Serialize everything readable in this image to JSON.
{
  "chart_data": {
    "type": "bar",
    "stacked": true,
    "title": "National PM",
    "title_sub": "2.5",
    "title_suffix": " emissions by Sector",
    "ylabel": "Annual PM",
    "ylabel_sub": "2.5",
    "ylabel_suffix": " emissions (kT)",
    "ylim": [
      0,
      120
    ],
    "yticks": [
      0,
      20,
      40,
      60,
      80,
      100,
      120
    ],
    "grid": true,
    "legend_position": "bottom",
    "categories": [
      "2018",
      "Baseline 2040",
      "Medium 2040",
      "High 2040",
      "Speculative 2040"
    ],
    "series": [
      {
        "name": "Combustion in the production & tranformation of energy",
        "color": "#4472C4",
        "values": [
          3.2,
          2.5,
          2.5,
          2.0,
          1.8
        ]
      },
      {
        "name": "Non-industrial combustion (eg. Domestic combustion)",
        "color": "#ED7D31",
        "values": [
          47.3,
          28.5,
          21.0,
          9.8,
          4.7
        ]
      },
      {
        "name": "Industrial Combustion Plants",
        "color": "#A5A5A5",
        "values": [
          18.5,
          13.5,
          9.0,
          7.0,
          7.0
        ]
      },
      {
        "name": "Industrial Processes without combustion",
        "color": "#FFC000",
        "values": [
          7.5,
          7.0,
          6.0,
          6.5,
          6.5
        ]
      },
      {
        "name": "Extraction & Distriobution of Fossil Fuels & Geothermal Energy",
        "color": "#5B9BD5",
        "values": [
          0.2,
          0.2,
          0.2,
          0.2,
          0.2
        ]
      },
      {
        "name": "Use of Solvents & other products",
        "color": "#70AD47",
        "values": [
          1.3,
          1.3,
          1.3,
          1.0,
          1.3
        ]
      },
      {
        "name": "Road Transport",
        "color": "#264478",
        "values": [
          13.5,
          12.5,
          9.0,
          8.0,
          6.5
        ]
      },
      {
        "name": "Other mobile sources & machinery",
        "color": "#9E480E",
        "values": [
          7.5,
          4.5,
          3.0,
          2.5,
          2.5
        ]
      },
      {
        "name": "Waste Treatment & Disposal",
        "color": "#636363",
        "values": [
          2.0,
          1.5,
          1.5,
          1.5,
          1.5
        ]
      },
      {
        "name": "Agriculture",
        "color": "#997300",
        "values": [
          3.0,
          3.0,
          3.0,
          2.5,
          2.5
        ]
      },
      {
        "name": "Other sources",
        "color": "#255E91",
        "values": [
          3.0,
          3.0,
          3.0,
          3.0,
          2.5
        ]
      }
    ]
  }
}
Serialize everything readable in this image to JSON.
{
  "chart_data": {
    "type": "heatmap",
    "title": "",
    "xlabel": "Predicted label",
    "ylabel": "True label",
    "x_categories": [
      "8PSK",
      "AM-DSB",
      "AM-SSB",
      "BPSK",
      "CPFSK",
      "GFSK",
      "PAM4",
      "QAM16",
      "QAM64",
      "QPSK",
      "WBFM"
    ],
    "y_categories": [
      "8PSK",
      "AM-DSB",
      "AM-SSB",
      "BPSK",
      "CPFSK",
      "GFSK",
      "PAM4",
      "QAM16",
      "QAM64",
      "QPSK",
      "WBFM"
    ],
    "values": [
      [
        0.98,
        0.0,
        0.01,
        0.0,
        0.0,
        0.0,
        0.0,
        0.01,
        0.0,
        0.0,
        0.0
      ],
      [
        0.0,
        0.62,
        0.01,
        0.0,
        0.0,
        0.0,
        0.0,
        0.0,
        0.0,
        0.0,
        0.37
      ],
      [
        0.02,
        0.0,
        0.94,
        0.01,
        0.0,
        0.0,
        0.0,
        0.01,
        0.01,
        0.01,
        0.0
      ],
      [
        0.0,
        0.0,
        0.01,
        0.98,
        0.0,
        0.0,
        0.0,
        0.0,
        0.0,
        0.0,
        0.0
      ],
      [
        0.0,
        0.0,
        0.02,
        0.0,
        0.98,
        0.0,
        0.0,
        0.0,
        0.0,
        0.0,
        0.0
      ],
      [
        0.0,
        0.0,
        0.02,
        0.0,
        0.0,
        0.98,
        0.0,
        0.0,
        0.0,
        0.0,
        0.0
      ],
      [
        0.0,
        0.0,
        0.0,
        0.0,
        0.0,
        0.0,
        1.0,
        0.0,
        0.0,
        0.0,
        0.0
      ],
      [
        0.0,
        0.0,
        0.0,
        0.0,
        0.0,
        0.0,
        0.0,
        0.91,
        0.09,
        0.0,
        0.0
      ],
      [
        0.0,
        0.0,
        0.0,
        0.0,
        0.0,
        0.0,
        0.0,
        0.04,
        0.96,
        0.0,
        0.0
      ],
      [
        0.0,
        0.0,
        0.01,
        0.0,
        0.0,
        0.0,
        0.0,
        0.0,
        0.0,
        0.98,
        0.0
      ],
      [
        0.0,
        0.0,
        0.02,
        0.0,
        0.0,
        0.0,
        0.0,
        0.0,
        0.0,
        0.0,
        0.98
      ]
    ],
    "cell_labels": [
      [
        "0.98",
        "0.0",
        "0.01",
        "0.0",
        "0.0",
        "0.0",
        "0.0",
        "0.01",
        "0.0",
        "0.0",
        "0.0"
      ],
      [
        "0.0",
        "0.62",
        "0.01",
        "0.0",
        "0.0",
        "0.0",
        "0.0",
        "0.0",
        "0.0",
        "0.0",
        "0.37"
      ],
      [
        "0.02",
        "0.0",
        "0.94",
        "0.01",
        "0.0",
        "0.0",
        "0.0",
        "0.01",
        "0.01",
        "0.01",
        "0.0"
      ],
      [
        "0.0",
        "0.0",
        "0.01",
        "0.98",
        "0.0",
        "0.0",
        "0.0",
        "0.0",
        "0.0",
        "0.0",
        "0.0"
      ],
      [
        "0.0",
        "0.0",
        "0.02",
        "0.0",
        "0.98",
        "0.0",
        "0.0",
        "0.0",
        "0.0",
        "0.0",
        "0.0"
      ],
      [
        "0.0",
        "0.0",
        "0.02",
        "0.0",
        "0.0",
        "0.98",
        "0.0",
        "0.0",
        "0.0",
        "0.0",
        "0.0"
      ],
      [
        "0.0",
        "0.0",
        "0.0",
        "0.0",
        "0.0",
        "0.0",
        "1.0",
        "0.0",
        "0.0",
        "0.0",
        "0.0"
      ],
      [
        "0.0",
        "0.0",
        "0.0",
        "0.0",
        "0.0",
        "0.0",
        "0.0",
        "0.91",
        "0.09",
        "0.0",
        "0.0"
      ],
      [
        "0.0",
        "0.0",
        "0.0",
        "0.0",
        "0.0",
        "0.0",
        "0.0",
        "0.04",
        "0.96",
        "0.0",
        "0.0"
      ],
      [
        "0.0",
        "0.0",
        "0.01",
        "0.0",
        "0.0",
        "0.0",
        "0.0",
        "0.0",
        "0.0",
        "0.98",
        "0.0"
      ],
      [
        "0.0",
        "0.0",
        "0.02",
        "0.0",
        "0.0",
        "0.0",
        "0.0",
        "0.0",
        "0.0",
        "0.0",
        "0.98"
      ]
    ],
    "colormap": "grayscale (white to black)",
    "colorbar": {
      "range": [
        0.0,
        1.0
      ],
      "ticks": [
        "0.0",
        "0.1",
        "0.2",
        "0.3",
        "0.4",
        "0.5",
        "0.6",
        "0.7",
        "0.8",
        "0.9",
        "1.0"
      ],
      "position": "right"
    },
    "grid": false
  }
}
□ □ □
WORK INSTRUCTIONS:
Reproduce the full listing word for word.

WRITTEN SOLUTION:
Serialize everything readable in this image to JSON.
{
  "chart_data": {
    "type": "bar",
    "stacked": true,
    "title": "National PM",
    "title_sub": "2.5",
    "title_suffix": " emissions by Sector",
    "ylabel": "Annual PM",
    "ylabel_sub": "2.5",
    "ylabel_suffix": " emissions (kT)",
    "ylim": [
      0,
      120
    ],
    "yticks": [
      0,
      20,
      40,
      60,
      80,
      100,
      120
    ],
    "grid": true,
    "legend_position": "bottom",
    "categories": [
      "2018",
      "Baseline 2040",
      "Medium 2040",
      "High 2040",
      "Speculative 2040"
    ],
    "series": [
      {
        "name": "Combustion in the production & tranformation of energy",
        "color": "#4472C4",
        "values": [
          3.2,
          2.5,
          2.5,
          2.0,
          1.8
        ]
      },
      {
        "name": "Non-industrial combustion (eg. Domestic combustion)",
        "color": "#ED7D31",
        "values": [
          47.3,
          28.5,
          21.0,
          9.8,
          4.7
        ]
      },
      {
        "name": "Industrial Combustion Plants",
        "color": "#A5A5A5",
        "values": [
          18.5,
          13.5,
          9.0,
          7.0,
          7.0
        ]
      },
      {
        "name": "Industrial Processes without combustion",
        "color": "#FFC000",
        "values": [
          7.5,
          7.0,
          6.0,
          6.5,
          6.5
        ]
      },
      {
        "name": "Extraction & Distriobution of Fossil Fuels & Geothermal Energy",
        "color": "#5B9BD5",
        "values": [
          0.2,
          0.2,
          0.2,
          0.2,
          0.2
        ]
      },
      {
        "name": "Use of Solvents & other products",
        "color": "#70AD47",
        "values": [
          1.3,
          1.3,
          1.3,
          1.0,
          1.3
        ]
      },
      {
        "name": "Road Transport",
        "color": "#264478",
        "values": [
          13.5,
          12.5,
          9.0,
          8.0,
          6.5
        ]
      },
      {
        "name": "Other mobile sources & machinery",
        "color": "#9E480E",
        "values": [
          7.5,
          4.5,
          3.0,
          2.5,
          2.5
        ]
      },
      {
        "name": "Waste Treatment & Disposal",
        "color": "#636363",
        "values": [
          2.0,
          1.5,
          1.5,
          1.5,
          1.5
        ]
      },
      {
        "name": "Agriculture",
        "color": "#997300",
        "values": [
          3.0,
          3.0,
          3.0,
          2.5,
          2.5
        ]
      },
      {
        "name": "Other sources",
        "color": "#255E91",
        "values": [
          3.0,
          3.0,
          3.0,
          3.0,
          2.5
        ]
      }
    ]
  }
}
Serialize everything readable in this image to JSON.
{
  "chart_data": {
    "type": "heatmap",
    "title": "",
    "xlabel": "Predicted label",
    "ylabel": "True label",
    "x_categories": [
      "8PSK",
      "AM-DSB",
      "AM-SSB",
      "BPSK",
      "CPFSK",
      "GFSK",
      "PAM4",
      "QAM16",
      "QAM64",
      "QPSK",
      "WBFM"
    ],
    "y_categories": [
      "8PSK",
      "AM-DSB",
      "AM-SSB",
      "BPSK",
      "CPFSK",
      "GFSK",
      "PAM4",
      "QAM16",
      "QAM64",
      "QPSK",
      "WBFM"
    ],
    "values": [
      [
        0.98,
        0.0,
        0.01,
        0.0,
        0.0,
        0.0,
        0.0,
        0.01,
        0.0,
        0.0,
        0.0
      ],
      [
        0.0,
        0.62,
        0.01,
        0.0,
        0.0,
        0.0,
        0.0,
        0.0,
        0.0,
        0.0,
        0.37
      ],
      [
        0.02,
        0.0,
        0.94,
        0.01,
        0.0,
        0.0,
        0.0,
        0.01,
        0.01,
        0.01,
        0.0
      ],
      [
        0.0,
        0.0,
        0.01,
        0.98,
        0.0,
        0.0,
        0.0,
        0.0,
        0.0,
        0.0,
        0.0
      ],
      [
        0.0,
        0.0,
        0.02,
        0.0,
        0.98,
        0.0,
        0.0,
        0.0,
        0.0,
        0.0,
        0.0
      ],
      [
        0.0,
        0.0,
        0.02,
        0.0,
        0.0,
        0.98,
        0.0,
        0.0,
        0.0,
        0.0,
        0.0
      ],
      [
        0.0,
        0.0,
        0.0,
        0.0,
        0.0,
        0.0,
        1.0,
        0.0,
        0.0,
        0.0,
        0.0
      ],
      [
        0.0,
        0.0,
        0.0,
        0.0,
        0.0,
        0.0,
        0.0,
        0.91,
        0.09,
        0.0,
        0.0
      ],
      [
        0.0,
        0.0,
        0.0,
        0.0,
        0.0,
        0.0,
        0.0,
        0.04,
        0.96,
        0.0,
        0.0
      ],
      [
        0.0,
        0.0,
        0.01,
        0.0,
        0.0,
        0.0,
        0.0,
        0.0,
        0.0,
        0.98,
        0.0
      ],
      [
        0.0,
        0.0,
        0.02,
        0.0,
        0.0,
        0.0,
        0.0,
        0.0,
        0.0,
        0.0,
        0.98
      ]
    ],
    "cell_labels": [
      [
        "0.98",
        "0.0",
        "0.01",
        "0.0",
        "0.0",
        "0.0",
        "0.0",
        "0.01",
        "0.0",
        "0.0",
        "0.0"
      ],
      [
        "0.0",
        "0.62",
        "0.01",
        "0.0",
        "0.0",
        "0.0",
        "0.0",
        "0.0",
        "0.0",
        "0.0",
        "0.37"
      ],
      [
        "0.02",
        "0.0",
        "0.94",
        "0.01",
        "0.0",
        "0.0",
        "0.0",
        "0.01",
        "0.01",
        "0.01",
        "0.0"
      ],
      [
        "0.0",
        "0.0",
        "0.01",
        "0.98",
        "0.0",
        "0.0",
        "0.0",
        "0.0",
        "0.0",
        "0.0",
        "0.0"
      ],
      [
        "0.0",
        "0.0",
        "0.02",
        "0.0",
        "0.98",
        "0.0",
        "0.0",
        "0.0",
        "0.0",
        "0.0",
        "0.0"
      ],
      [
        "0.0",
        "0.0",
        "0.02",
        "0.0",
        "0.0",
        "0.98",
        "0.0",
        "0.0",
        "0.0",
        "0.0",
        "0.0"
      ],
      [
        "0.0",
        "0.0",
        "0.0",
        "0.0",
        "0.0",
        "0.0",
        "1.0",
        "0.0",
        "0.0",
        "0.0",
        "0.0"
      ],
      [
        "0.0",
        "0.0",
        "0.0",
        "0.0",
        "0.0",
        "0.0",
        "0.0",
        "0.91",
        "0.09",
        "0.0",
        "0.0"
      ],
      [
        "0.0",
        "0.0",
        "0.0",
        "0.0",
        "0.0",
        "0.0",
        "0.0",
        "0.04",
        "0.96",
        "0.0",
        "0.0"
      ],
      [
        "0.0",
        "0.0",
        "0.01",
        "0.0",
        "0.0",
        "0.0",
        "0.0",
        "0.0",
        "0.0",
        "0.98",
        "0.0"
      ],
      [
        "0.0",
        "0.0",
        "0.02",
        "0.0",
        "0.0",
        "0.0",
        "0.0",
        "0.0",
        "0.0",
        "0.0",
        "0.98"
      ]
    ],
    "colormap": "grayscale (white to black)",
    "colorbar": {
      "range": [
        0.0,
        1.0
      ],
      "ticks": [
        "0.0",
        "0.1",
        "0.2",
        "0.3",
        "0.4",
        "0.5",
        "0.6",
        "0.7",
        "0.8",
        "0.9",
        "1.0"
      ],
      "position": "right"
    },
    "grid": false
  }
}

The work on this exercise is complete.